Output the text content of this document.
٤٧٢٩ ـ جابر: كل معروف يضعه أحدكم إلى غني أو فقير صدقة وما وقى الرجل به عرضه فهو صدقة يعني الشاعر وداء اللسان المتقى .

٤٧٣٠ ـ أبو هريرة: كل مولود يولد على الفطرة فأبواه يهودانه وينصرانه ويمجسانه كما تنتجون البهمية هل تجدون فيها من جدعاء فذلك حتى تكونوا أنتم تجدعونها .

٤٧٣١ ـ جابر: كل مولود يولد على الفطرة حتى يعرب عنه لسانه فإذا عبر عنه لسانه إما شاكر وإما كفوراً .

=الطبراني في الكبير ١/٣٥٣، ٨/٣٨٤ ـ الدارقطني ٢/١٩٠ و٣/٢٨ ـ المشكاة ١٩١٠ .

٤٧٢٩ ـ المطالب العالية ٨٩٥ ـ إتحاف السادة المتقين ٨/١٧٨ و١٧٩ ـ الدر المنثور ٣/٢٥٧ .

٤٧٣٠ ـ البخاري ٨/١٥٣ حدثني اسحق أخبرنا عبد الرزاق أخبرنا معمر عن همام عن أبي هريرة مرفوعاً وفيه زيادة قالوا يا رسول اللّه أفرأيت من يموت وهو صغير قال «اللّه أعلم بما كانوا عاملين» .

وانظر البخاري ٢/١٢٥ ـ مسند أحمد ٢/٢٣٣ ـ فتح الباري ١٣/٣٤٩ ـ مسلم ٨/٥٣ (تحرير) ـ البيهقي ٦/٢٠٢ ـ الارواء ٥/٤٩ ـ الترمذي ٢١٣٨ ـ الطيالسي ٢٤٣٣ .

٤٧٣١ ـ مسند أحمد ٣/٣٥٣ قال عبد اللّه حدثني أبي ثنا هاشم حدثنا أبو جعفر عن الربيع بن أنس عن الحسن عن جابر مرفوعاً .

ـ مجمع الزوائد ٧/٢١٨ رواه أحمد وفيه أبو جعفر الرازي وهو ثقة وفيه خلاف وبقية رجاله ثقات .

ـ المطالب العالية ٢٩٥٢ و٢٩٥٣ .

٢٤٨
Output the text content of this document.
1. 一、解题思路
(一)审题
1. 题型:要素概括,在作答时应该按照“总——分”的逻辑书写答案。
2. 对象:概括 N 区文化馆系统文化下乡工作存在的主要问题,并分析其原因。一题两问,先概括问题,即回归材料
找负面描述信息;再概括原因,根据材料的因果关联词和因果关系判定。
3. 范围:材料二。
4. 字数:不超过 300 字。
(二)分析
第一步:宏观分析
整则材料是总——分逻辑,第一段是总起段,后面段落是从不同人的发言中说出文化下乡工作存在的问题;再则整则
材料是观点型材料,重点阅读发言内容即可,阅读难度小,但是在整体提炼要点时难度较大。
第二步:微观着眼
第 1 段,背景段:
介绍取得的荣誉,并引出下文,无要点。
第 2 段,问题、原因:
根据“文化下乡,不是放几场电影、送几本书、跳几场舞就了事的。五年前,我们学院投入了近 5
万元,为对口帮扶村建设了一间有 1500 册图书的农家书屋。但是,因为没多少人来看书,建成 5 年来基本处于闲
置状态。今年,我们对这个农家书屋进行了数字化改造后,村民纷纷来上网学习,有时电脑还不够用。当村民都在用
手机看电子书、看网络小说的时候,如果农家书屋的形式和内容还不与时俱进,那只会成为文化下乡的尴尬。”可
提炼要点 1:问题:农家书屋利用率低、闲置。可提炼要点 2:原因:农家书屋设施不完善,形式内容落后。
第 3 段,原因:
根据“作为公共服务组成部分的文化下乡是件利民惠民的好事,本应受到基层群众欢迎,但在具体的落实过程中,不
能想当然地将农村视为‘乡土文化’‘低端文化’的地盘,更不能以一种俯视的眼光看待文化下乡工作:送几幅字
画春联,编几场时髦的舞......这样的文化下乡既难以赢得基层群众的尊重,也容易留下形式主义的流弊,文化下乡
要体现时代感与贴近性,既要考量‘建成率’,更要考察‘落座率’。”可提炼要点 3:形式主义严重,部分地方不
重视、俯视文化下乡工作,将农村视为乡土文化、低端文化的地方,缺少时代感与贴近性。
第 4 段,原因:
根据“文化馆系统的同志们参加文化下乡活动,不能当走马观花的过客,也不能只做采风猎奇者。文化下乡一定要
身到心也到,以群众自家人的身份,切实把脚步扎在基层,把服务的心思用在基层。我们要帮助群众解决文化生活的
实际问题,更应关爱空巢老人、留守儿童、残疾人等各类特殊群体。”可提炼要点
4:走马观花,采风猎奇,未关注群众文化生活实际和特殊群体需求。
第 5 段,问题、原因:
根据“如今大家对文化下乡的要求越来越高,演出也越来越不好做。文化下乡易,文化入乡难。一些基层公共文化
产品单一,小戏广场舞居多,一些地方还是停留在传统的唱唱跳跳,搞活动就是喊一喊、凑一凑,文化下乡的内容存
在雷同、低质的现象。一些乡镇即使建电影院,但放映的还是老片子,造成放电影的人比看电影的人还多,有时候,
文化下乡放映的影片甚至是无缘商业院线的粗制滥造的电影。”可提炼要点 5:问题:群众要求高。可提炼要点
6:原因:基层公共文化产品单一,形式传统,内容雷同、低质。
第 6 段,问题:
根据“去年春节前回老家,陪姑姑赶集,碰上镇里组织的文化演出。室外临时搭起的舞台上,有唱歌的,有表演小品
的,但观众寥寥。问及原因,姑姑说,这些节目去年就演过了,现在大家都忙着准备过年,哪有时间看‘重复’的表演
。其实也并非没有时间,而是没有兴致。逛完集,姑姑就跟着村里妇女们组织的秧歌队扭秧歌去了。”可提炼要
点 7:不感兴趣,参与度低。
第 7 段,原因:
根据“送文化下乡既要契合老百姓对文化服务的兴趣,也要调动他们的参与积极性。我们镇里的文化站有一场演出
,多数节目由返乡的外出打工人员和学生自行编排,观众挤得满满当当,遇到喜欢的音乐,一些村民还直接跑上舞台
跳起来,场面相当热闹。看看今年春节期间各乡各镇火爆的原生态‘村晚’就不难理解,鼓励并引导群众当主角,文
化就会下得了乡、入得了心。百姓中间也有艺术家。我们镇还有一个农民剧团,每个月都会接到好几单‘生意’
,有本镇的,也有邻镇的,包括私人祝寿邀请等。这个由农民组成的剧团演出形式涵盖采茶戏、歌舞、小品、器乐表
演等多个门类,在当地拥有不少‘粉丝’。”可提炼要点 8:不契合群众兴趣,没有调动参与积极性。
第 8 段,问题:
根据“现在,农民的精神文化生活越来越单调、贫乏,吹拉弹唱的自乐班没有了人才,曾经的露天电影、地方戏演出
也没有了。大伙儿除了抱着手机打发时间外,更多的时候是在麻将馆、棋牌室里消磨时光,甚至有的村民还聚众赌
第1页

--

Every line in the data above that contains "البخاري" needs to be copied.

IN RESPONSE:
٤٧٣٠ ـ البخاري ٨/١٥٣ حدثني اسحق أخبرنا عبد الرزاق أخبرنا معمر عن همام عن أبي هريرة مرفوعاً وفيه زيادة قالوا يا رسول اللّه أفرأيت من يموت وهو صغير قال «اللّه أعلم بما كانوا عاملين» .
وانظر البخاري ٢/١٢٥ ـ مسند أحمد ٢/٢٣٣ ـ فتح الباري ١٣/٣٤٩ ـ مسلم ٨/٥٣ (تحرير) ـ البيهقي ٦/٢٠٢ ـ الارواء ٥/٤٩ ـ الترمذي ٢١٣٨ ـ الطيالسي ٢٤٣٣ .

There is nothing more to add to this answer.